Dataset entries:
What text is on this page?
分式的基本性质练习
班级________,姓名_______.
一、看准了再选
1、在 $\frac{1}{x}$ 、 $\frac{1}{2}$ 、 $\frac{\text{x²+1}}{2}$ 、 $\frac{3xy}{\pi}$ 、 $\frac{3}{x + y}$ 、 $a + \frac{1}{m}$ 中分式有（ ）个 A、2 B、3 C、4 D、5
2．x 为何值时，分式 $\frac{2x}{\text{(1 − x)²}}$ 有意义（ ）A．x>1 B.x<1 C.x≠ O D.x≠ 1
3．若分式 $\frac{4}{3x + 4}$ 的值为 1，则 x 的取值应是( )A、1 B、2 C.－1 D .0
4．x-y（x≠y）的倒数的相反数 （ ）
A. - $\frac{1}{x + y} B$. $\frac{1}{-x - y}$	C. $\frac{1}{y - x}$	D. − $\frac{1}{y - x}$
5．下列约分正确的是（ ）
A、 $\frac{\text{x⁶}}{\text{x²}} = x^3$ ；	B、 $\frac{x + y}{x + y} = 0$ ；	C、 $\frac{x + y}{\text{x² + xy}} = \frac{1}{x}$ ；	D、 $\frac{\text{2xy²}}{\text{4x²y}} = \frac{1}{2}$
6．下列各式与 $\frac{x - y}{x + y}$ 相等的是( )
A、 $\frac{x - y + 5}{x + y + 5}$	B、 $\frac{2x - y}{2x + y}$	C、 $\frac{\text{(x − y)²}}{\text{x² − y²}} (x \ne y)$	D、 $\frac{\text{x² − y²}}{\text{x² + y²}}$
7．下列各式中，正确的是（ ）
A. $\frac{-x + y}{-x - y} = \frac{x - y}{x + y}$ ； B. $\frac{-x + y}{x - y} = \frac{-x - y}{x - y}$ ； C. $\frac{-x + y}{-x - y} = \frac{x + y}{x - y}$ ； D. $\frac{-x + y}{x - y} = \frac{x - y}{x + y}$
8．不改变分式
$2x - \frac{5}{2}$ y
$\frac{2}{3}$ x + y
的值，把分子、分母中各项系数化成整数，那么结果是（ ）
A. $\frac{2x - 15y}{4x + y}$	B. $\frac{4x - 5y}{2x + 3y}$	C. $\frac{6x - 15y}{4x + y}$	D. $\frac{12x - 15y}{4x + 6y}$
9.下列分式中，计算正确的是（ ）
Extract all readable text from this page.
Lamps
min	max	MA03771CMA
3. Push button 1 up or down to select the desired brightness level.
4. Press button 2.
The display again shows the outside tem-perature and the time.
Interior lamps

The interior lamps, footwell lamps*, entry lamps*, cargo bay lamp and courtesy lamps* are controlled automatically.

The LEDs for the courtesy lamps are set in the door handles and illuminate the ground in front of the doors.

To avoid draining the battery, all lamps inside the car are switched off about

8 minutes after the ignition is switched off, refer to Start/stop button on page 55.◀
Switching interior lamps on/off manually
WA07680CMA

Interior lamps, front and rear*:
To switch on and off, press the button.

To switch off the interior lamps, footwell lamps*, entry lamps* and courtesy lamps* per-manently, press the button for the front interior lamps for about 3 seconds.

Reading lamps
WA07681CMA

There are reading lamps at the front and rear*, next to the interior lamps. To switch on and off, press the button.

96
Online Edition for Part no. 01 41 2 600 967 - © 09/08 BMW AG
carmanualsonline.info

◆ What to produce ◆
Sift through the entries and copy every line with "front".

◆ Task output ◆
The LEDs for the courtesy lamps are set in the door handles and illuminate the ground in front of the doors.
Interior lamps, front and rear*:
To switch off the interior lamps, footwell lamps*, entry lamps* and courtesy lamps* per-manently, press the button for the front interior lamps for about 3 seconds.
There are reading lamps at the front and rear*, next to the interior lamps. To switch on and off, press the button.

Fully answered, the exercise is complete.